→ **DIRECTION**
Leave out the pictures and restate the rest of the data exactly.

→ **EXERCISE MATERIAL**
╭──
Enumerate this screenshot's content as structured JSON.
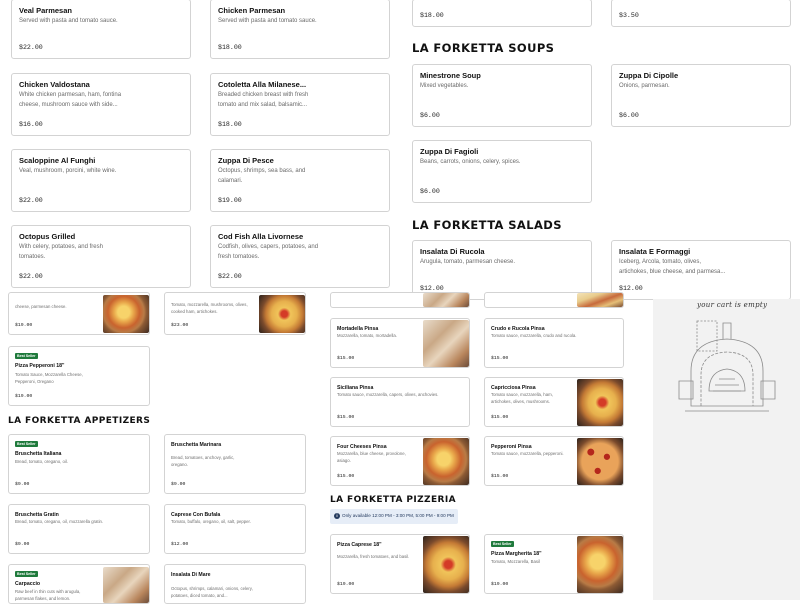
{
  "top": {
    "left_cards": [
      {
        "name": "Veal Parmesan",
        "desc": "Served with pasta and tomato sauce.",
        "price": "$22.00"
      },
      {
        "name": "Chicken Parmesan",
        "desc": "Served with pasta and tomato sauce.",
        "price": "$18.00"
      },
      {
        "name": "Chicken Valdostana",
        "desc": "White chicken parmesan, ham, fontina cheese, mushroom sauce with side...",
        "price": "$16.00"
      },
      {
        "name": "Cotoletta Alla Milanese...",
        "desc": "Breaded chicken breast with fresh tomato and mix salad, balsamic...",
        "price": "$18.00"
      },
      {
        "name": "Scaloppine Al Funghi",
        "desc": "Veal, mushroom, porcini, white wine.",
        "price": "$22.00"
      },
      {
        "name": "Zuppa Di Pesce",
        "desc": "Octopus, shrimps, sea bass, and calamari.",
        "price": "$19.00"
      },
      {
        "name": "Octopus Grilled",
        "desc": "With celery, potatoes, and fresh tomatoes.",
        "price": "$22.00"
      },
      {
        "name": "Cod Fish Alla Livornese",
        "desc": "Codfish, olives, capers, potatoes, and fresh tomatoes.",
        "price": "$22.00"
      }
    ],
    "partial_prices": [
      "$18.00",
      "$3.50"
    ],
    "soups_title": "LA FORKETTA SOUPS",
    "soups": [
      {
        "name": "Minestrone Soup",
        "desc": "Mixed vegetables.",
        "price": "$6.00"
      },
      {
        "name": "Zuppa Di Cipolle",
        "desc": "Onions, parmesan.",
        "price": "$6.00"
      },
      {
        "name": "Zuppa Di Fagioli",
        "desc": "Beans, carrots, onions, celery, spices.",
        "price": "$6.00"
      }
    ],
    "salads_title": "LA FORKETTA SALADS",
    "salads": [
      {
        "name": "Insalata Di Rucola",
        "desc": "Arugula, tomato, parmesan cheese.",
        "price": "$12.00"
      },
      {
        "name": "Insalata E Formaggi",
        "desc": "Iceberg, Arcola, tomato, olives, artichokes, blue cheese, and parmesa...",
        "price": "$12.00"
      }
    ]
  },
  "bottom": {
    "pizzas_top": [
      {
        "desc": "cheese, parmesan cheese.",
        "price": "$19.00"
      },
      {
        "desc": "Tomato, mozzarella, mushrooms, olives, cooked ham, artichokes.",
        "price": "$23.00"
      }
    ],
    "pepperoni": {
      "badge": "Best Seller",
      "name": "Pizza Pepperoni 18\"",
      "desc": "Tomato Sauce, Mozzarella Cheese, Pepperoni, Oregano",
      "price": "$19.00"
    },
    "appetizers_title": "LA FORKETTA APPETIZERS",
    "appetizers": [
      {
        "badge": "Best Seller",
        "name": "Bruschetta Italiana",
        "desc": "Bread, tomato, oregano, oil.",
        "price": "$9.00"
      },
      {
        "badge": "",
        "name": "Bruschetta Marinara",
        "desc": "Bread, tomatoes, anchovy, garlic, oregano.",
        "price": "$9.00"
      },
      {
        "badge": "",
        "name": "Bruschetta Gratin",
        "desc": "Bread, tomato, oregano, oil, mozzarella gratin.",
        "price": "$9.00"
      },
      {
        "badge": "",
        "name": "Caprese Con Bufala",
        "desc": "Tomato, buffalo, oregano, oil, salt, pepper.",
        "price": "$12.00"
      },
      {
        "badge": "Best Seller",
        "name": "Carpaccio",
        "desc": "Raw beef in thin cuts with arugula, parmesan flakes, and lemon.",
        "price": ""
      },
      {
        "badge": "",
        "name": "Insalata Di Mare",
        "desc": "Octopus, shrimps, calamari, onions, celery, potatoes, diced tomato, and...",
        "price": ""
      }
    ],
    "pinsas": [
      {
        "name": "Mortadella Pinsa",
        "desc": "Mozzarella, tomato, mortadella.",
        "price": "$15.00"
      },
      {
        "name": "Crudo e Rucola Pinsa",
        "desc": "Tomato sauce, mozzarella, crudo and rucola.",
        "price": "$15.00"
      },
      {
        "name": "Siciliana Pinsa",
        "desc": "Tomato sauce, mozzarella, capers, olives, anchovies.",
        "price": "$15.00"
      },
      {
        "name": "Capricciosa Pinsa",
        "desc": "Tomato sauce, mozzarella, ham, artichokes, olives, mushrooms.",
        "price": "$15.00"
      },
      {
        "name": "Four Cheeses Pinsa",
        "desc": "Mozzarella, blue cheese, provolone, asiago.",
        "price": "$15.00"
      },
      {
        "name": "Pepperoni Pinsa",
        "desc": "Tomato sauce, mozzarella, pepperoni.",
        "price": "$15.00"
      }
    ],
    "pizzeria_title": "LA FORKETTA PIZZERIA",
    "availability": "Only available 12:00 PM - 3:00 PM, 5:00 PM - 9:00 PM",
    "pizzeria": [
      {
        "badge": "",
        "name": "Pizza Caprese 18\"",
        "desc": "Mozzarella, fresh tomatoes, and basil.",
        "price": "$19.00"
      },
      {
        "badge": "Best Seller",
        "name": "Pizza Margherita 18\"",
        "desc": "Tomato, Mozzarella, Basil",
        "price": "$19.00"
      }
    ],
    "cart_text": "your cart is empty"
  }
}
╰──
→ **TASK OUTPUT**
Enumerate this screenshot's content as structured JSON.
{
  "top": {
    "left_cards": [
      {
        "name": "Veal Parmesan",
        "desc": "Served with pasta and tomato sauce.",
        "price": "$22.00"
      },
      {
        "name": "Chicken Parmesan",
        "desc": "Served with pasta and tomato sauce.",
        "price": "$18.00"
      },
      {
        "name": "Chicken Valdostana",
        "desc": "White chicken parmesan, ham, fontina cheese, mushroom sauce with side...",
        "price": "$16.00"
      },
      {
        "name": "Cotoletta Alla Milanese...",
        "desc": "Breaded chicken breast with fresh tomato and mix salad, balsamic...",
        "price": "$18.00"
      },
      {
        "name": "Scaloppine Al Funghi",
        "desc": "Veal, mushroom, porcini, white wine.",
        "price": "$22.00"
      },
      {
        "name": "Zuppa Di Pesce",
        "desc": "Octopus, shrimps, sea bass, and calamari.",
        "price": "$19.00"
      },
      {
        "name": "Octopus Grilled",
        "desc": "With celery, potatoes, and fresh tomatoes.",
        "price": "$22.00"
      },
      {
        "name": "Cod Fish Alla Livornese",
        "desc": "Codfish, olives, capers, potatoes, and fresh tomatoes.",
        "price": "$22.00"
      }
    ],
    "partial_prices": [
      "$18.00",
      "$3.50"
    ],
    "soups_title": "LA FORKETTA SOUPS",
    "soups": [
      {
        "name": "Minestrone Soup",
        "desc": "Mixed vegetables.",
        "price": "$6.00"
      },
      {
        "name": "Zuppa Di Cipolle",
        "desc": "Onions, parmesan.",
        "price": "$6.00"
      },
      {
        "name": "Zuppa Di Fagioli",
        "desc": "Beans, carrots, onions, celery, spices.",
        "price": "$6.00"
      }
    ],
    "salads_title": "LA FORKETTA SALADS",
    "salads": [
      {
        "name": "Insalata Di Rucola",
        "desc": "Arugula, tomato, parmesan cheese.",
        "price": "$12.00"
      },
      {
        "name": "Insalata E Formaggi",
        "desc": "Iceberg, Arcola, tomato, olives, artichokes, blue cheese, and parmesa...",
        "price": "$12.00"
      }
    ]
  },
  "bottom": {
    "pizzas_top": [
      {
        "desc": "cheese, parmesan cheese.",
        "price": "$19.00"
      },
      {
        "desc": "Tomato, mozzarella, mushrooms, olives, cooked ham, artichokes.",
        "price": "$23.00"
      }
    ],
    "pepperoni": {
      "badge": "Best Seller",
      "name": "Pizza Pepperoni 18\"",
      "desc": "Tomato Sauce, Mozzarella Cheese, Pepperoni, Oregano",
      "price": "$19.00"
    },
    "appetizers_title": "LA FORKETTA APPETIZERS",
    "appetizers": [
      {
        "badge": "Best Seller",
        "name": "Bruschetta Italiana",
        "desc": "Bread, tomato, oregano, oil.",
        "price": "$9.00"
      },
      {
        "badge": "",
        "name": "Bruschetta Marinara",
        "desc": "Bread, tomatoes, anchovy, garlic, oregano.",
        "price": "$9.00"
      },
      {
        "badge": "",
        "name": "Bruschetta Gratin",
        "desc": "Bread, tomato, oregano, oil, mozzarella gratin.",
        "price": "$9.00"
      },
      {
        "badge": "",
        "name": "Caprese Con Bufala",
        "desc": "Tomato, buffalo, oregano, oil, salt, pepper.",
        "price": "$12.00"
      },
      {
        "badge": "Best Seller",
        "name": "Carpaccio",
        "desc": "Raw beef in thin cuts with arugula, parmesan flakes, and lemon.",
        "price": ""
      },
      {
        "badge": "",
        "name": "Insalata Di Mare",
        "desc": "Octopus, shrimps, calamari, onions, celery, potatoes, diced tomato, and...",
        "price": ""
      }
    ],
    "pinsas": [
      {
        "name": "Mortadella Pinsa",
        "desc": "Mozzarella, tomato, mortadella.",
        "price": "$15.00"
      },
      {
        "name": "Crudo e Rucola Pinsa",
        "desc": "Tomato sauce, mozzarella, crudo and rucola.",
        "price": "$15.00"
      },
      {
        "name": "Siciliana Pinsa",
        "desc": "Tomato sauce, mozzarella, capers, olives, anchovies.",
        "price": "$15.00"
      },
      {
        "name": "Capricciosa Pinsa",
        "desc": "Tomato sauce, mozzarella, ham, artichokes, olives, mushrooms.",
        "price": "$15.00"
      },
      {
        "name": "Four Cheeses Pinsa",
        "desc": "Mozzarella, blue cheese, provolone, asiago.",
        "price": "$15.00"
      },
      {
        "name": "Pepperoni Pinsa",
        "desc": "Tomato sauce, mozzarella, pepperoni.",
        "price": "$15.00"
      }
    ],
    "pizzeria_title": "LA FORKETTA PIZZERIA",
    "availability": "Only available 12:00 PM - 3:00 PM, 5:00 PM - 9:00 PM",
    "pizzeria": [
      {
        "badge": "",
        "name": "Pizza Caprese 18\"",
        "desc": "Mozzarella, fresh tomatoes, and basil.",
        "price": "$19.00"
      },
      {
        "badge": "Best Seller",
        "name": "Pizza Margherita 18\"",
        "desc": "Tomato, Mozzarella, Basil",
        "price": "$19.00"
      }
    ],
    "cart_text": "your cart is empty"
  }
}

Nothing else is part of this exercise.